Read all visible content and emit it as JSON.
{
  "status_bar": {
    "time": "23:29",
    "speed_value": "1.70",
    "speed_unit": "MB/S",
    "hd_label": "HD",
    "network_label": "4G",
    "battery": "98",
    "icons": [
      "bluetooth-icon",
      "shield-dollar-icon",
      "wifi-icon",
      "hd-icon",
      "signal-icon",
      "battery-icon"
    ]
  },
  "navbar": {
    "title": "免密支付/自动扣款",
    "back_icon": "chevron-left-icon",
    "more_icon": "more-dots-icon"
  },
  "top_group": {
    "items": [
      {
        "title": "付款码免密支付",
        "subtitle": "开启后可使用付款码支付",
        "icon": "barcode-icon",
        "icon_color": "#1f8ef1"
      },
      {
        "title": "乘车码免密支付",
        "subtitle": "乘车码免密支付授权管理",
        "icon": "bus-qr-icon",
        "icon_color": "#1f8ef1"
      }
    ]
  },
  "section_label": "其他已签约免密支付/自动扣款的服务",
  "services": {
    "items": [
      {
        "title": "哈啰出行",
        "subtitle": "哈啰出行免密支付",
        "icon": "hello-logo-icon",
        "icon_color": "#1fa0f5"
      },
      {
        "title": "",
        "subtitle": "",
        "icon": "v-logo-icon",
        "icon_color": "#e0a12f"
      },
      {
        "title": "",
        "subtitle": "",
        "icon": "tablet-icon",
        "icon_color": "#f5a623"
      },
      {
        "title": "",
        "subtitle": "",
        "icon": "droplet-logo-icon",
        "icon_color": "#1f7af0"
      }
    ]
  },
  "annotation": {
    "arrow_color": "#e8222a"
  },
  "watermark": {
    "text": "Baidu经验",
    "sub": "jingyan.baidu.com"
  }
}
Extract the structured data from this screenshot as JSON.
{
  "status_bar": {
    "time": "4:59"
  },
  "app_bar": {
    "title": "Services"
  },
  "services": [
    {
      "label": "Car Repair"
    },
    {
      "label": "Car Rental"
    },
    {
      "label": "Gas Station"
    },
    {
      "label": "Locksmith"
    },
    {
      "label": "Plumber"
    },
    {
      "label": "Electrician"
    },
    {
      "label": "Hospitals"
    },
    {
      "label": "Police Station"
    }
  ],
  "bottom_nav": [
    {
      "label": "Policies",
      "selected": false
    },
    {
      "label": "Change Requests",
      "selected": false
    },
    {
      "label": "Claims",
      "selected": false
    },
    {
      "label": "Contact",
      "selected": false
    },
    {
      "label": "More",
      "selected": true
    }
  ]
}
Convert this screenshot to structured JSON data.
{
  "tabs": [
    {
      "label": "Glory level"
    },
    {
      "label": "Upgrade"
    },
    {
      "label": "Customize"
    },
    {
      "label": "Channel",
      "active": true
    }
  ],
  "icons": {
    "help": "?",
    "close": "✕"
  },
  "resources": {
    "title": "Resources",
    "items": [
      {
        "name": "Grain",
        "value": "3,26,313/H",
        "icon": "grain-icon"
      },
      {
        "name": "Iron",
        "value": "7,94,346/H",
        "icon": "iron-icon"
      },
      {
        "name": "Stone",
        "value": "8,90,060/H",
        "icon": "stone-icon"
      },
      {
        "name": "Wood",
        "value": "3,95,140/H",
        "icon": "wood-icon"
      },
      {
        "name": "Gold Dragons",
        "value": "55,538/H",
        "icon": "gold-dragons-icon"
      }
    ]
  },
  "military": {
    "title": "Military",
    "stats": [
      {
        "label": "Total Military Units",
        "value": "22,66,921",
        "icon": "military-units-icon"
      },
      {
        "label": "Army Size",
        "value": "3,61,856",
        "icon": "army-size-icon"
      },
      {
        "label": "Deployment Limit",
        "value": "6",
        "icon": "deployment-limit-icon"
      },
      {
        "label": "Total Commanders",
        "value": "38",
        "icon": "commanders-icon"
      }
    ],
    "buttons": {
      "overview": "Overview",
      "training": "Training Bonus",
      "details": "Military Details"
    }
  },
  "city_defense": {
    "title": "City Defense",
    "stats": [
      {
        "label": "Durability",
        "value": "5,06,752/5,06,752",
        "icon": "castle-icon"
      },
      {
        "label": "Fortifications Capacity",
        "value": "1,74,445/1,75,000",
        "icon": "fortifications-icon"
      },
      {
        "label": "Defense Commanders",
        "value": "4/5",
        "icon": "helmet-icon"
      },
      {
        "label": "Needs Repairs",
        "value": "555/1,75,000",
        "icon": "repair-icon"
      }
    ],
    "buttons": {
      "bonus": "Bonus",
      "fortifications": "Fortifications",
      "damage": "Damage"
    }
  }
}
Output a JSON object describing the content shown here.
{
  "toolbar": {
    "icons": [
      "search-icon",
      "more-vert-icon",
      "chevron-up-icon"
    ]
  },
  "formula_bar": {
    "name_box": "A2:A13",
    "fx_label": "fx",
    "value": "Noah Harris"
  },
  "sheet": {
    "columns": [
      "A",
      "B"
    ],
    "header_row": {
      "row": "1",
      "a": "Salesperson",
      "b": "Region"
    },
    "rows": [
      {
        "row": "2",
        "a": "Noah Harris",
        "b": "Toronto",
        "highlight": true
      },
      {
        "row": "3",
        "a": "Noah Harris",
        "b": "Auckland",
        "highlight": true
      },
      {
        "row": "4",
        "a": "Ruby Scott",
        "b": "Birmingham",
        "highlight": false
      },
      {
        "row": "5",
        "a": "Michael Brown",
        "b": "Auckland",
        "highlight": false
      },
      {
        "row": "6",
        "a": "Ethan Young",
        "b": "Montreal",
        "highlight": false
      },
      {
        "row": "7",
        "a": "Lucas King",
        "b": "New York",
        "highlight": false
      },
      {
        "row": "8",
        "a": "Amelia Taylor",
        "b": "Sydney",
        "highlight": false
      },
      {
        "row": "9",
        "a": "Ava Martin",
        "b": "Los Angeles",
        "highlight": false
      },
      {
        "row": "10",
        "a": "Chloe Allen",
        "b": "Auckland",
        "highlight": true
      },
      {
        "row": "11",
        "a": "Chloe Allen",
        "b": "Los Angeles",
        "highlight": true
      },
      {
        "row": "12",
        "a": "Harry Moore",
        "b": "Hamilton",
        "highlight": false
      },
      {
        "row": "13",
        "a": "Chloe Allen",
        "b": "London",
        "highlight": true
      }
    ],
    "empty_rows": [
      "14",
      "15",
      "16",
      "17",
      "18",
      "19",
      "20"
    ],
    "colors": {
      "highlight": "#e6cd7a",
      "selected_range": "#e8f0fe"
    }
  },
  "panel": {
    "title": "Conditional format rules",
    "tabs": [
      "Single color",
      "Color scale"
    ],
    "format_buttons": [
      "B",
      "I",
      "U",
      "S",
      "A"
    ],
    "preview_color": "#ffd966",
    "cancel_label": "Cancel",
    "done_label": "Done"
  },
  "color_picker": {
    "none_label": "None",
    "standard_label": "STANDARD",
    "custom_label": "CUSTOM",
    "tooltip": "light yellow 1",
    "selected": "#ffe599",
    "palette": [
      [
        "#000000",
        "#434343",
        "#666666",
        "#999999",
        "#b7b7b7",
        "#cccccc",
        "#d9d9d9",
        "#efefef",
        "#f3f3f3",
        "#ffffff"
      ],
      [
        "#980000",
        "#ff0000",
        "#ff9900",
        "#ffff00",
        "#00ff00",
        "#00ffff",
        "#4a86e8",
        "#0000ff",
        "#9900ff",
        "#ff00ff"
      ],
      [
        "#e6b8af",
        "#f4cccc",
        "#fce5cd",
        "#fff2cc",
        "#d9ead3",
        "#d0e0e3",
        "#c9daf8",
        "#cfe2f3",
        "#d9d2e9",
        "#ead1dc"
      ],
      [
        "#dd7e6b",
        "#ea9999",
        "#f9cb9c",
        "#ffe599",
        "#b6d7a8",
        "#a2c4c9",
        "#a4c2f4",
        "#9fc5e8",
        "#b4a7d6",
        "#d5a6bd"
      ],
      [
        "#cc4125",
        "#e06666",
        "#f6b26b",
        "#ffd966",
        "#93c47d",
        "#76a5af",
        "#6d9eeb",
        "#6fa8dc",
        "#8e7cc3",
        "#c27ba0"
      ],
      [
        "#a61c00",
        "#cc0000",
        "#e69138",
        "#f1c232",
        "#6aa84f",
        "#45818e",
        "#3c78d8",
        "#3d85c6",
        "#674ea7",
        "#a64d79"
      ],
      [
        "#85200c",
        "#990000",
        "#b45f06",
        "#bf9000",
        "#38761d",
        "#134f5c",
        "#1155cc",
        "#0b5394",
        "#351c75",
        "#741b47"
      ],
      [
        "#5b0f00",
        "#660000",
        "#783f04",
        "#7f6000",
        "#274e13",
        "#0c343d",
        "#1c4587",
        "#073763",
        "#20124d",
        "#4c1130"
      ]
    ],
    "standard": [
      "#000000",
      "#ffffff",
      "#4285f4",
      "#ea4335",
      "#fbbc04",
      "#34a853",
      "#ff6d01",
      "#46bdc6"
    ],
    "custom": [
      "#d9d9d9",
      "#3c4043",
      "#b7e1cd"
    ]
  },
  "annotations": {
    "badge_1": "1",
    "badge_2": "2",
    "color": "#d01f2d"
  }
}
★ ★ ★ ★
SHORT EXERCISE:
Copy out every line of the data that includes the word "structured".

ANSWER FOR THE TASK:
Extract the structured data from this screenshot as JSON.
Convert this screenshot to structured JSON data.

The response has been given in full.